(Data entries for graphics)

===

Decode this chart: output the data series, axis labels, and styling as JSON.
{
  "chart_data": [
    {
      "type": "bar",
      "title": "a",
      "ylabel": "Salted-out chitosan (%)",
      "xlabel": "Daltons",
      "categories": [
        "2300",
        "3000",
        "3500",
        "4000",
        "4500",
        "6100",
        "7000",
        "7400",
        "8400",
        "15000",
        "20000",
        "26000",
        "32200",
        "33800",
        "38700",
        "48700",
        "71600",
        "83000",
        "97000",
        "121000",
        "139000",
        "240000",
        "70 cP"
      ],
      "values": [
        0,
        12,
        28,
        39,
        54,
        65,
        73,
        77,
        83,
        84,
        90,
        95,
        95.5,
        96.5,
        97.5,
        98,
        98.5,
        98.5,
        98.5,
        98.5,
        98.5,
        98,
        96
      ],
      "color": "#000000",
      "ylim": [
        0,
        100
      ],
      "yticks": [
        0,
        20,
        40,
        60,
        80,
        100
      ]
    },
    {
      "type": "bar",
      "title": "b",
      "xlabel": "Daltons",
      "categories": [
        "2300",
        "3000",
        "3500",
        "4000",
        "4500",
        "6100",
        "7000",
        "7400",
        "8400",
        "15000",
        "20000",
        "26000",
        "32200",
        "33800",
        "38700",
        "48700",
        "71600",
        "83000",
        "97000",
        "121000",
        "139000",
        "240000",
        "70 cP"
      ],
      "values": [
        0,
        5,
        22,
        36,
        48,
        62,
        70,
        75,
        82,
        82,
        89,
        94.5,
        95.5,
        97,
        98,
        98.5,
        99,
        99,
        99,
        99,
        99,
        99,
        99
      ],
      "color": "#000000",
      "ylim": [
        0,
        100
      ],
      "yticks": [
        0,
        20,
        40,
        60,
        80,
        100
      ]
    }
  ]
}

===

* [Problem to work on]:
Please reproduce every line of the material word for word.

* [Worked solution]:
Decode this chart: output the data series, axis labels, and styling as JSON.
{
  "chart_data": [
    {
      "type": "bar",
      "title": "a",
      "ylabel": "Salted-out chitosan (%)",
      "xlabel": "Daltons",
      "categories": [
        "2300",
        "3000",
        "3500",
        "4000",
        "4500",
        "6100",
        "7000",
        "7400",
        "8400",
        "15000",
        "20000",
        "26000",
        "32200",
        "33800",
        "38700",
        "48700",
        "71600",
        "83000",
        "97000",
        "121000",
        "139000",
        "240000",
        "70 cP"
      ],
      "values": [
        0,
        12,
        28,
        39,
        54,
        65,
        73,
        77,
        83,
        84,
        90,
        95,
        95.5,
        96.5,
        97.5,
        98,
        98.5,
        98.5,
        98.5,
        98.5,
        98.5,
        98,
        96
      ],
      "color": "#000000",
      "ylim": [
        0,
        100
      ],
      "yticks": [
        0,
        20,
        40,
        60,
        80,
        100
      ]
    },
    {
      "type": "bar",
      "title": "b",
      "xlabel": "Daltons",
      "categories": [
        "2300",
        "3000",
        "3500",
        "4000",
        "4500",
        "6100",
        "7000",
        "7400",
        "8400",
        "15000",
        "20000",
        "26000",
        "32200",
        "33800",
        "38700",
        "48700",
        "71600",
        "83000",
        "97000",
        "121000",
        "139000",
        "240000",
        "70 cP"
      ],
      "values": [
        0,
        5,
        22,
        36,
        48,
        62,
        70,
        75,
        82,
        82,
        89,
        94.5,
        95.5,
        97,
        98,
        98.5,
        99,
        99,
        99,
        99,
        99,
        99,
        99
      ],
      "color": "#000000",
      "ylim": [
        0,
        100
      ],
      "yticks": [
        0,
        20,
        40,
        60,
        80,
        100
      ]
    }
  ]
}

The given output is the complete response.